What you need to do
Your task is to copy every line of the entries that contains "value".
** Begin Extracted records **
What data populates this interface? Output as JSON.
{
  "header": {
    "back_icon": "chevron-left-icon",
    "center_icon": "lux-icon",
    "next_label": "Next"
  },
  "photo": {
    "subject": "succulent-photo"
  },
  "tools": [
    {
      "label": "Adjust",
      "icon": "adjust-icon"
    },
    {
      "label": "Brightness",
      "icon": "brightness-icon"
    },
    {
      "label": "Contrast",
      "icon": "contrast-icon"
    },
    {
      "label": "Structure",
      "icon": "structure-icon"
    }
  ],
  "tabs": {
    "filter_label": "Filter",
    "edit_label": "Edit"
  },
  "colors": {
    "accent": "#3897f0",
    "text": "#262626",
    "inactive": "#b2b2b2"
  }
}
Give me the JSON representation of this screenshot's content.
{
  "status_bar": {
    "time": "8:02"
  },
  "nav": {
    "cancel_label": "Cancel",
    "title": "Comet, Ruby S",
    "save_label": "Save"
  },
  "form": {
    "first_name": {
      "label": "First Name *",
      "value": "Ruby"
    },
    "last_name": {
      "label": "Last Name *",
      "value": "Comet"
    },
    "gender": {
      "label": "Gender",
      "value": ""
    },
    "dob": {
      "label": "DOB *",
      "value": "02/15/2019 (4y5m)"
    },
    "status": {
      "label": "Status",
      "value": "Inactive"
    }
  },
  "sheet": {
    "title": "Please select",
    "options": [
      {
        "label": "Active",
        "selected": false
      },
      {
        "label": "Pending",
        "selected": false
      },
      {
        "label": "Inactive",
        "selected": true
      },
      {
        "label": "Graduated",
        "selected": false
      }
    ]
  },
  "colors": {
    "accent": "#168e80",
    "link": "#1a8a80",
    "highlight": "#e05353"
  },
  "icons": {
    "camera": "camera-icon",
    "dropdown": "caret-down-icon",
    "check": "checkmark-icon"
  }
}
** End Extracted records **
** Begin Extracted records **
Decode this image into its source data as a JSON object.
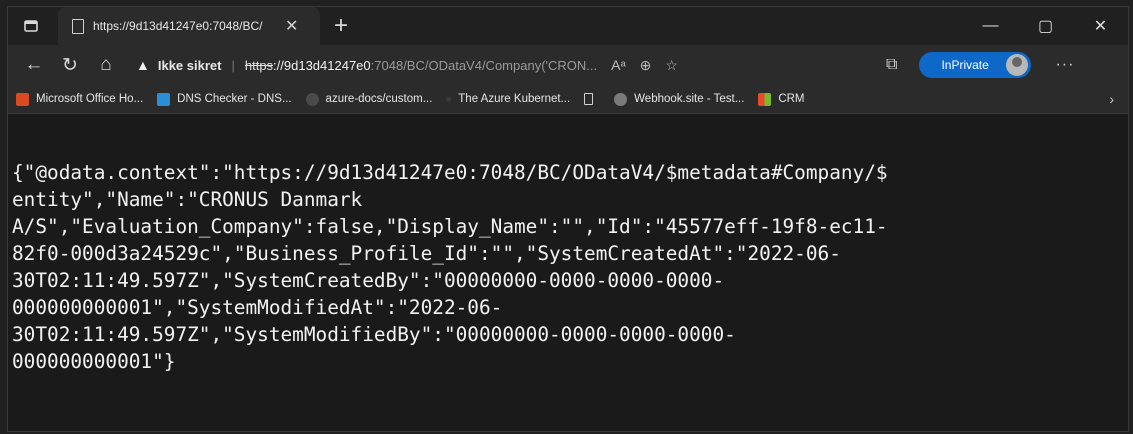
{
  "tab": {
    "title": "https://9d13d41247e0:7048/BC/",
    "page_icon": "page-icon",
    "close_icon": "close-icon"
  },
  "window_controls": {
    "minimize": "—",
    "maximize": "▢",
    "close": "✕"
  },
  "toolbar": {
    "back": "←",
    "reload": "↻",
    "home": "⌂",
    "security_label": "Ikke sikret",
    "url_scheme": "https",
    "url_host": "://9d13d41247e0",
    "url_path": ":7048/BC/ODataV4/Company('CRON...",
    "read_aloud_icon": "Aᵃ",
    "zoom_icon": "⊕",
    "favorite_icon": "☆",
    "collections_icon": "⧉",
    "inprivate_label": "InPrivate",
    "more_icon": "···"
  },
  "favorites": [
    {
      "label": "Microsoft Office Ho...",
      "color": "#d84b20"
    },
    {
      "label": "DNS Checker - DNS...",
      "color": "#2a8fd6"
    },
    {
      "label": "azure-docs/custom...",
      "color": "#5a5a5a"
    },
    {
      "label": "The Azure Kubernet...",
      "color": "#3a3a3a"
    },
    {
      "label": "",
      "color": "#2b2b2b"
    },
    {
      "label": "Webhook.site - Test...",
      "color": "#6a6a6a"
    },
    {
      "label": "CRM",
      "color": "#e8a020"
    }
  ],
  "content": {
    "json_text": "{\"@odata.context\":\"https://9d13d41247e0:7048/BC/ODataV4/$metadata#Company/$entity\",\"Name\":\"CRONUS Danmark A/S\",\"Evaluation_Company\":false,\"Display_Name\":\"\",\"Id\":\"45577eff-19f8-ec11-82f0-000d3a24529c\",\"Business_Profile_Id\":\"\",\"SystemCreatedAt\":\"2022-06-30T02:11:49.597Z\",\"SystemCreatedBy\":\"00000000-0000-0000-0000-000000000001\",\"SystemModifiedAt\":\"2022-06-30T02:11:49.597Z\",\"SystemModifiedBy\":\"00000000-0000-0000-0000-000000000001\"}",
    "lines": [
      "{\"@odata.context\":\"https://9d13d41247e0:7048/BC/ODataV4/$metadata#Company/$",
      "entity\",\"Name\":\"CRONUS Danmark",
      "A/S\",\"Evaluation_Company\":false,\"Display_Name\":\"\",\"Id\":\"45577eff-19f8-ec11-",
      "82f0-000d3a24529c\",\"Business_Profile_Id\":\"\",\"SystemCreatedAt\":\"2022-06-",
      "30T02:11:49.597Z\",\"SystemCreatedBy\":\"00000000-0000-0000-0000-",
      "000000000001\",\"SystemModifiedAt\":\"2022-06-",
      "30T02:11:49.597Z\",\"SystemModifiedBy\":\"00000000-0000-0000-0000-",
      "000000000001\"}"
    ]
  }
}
** End Extracted records **
Final result
      "value": "Ruby"
      "value": "Comet"
      "value": ""
      "value": "02/15/2019 (4y5m)"
      "value": "Inactive"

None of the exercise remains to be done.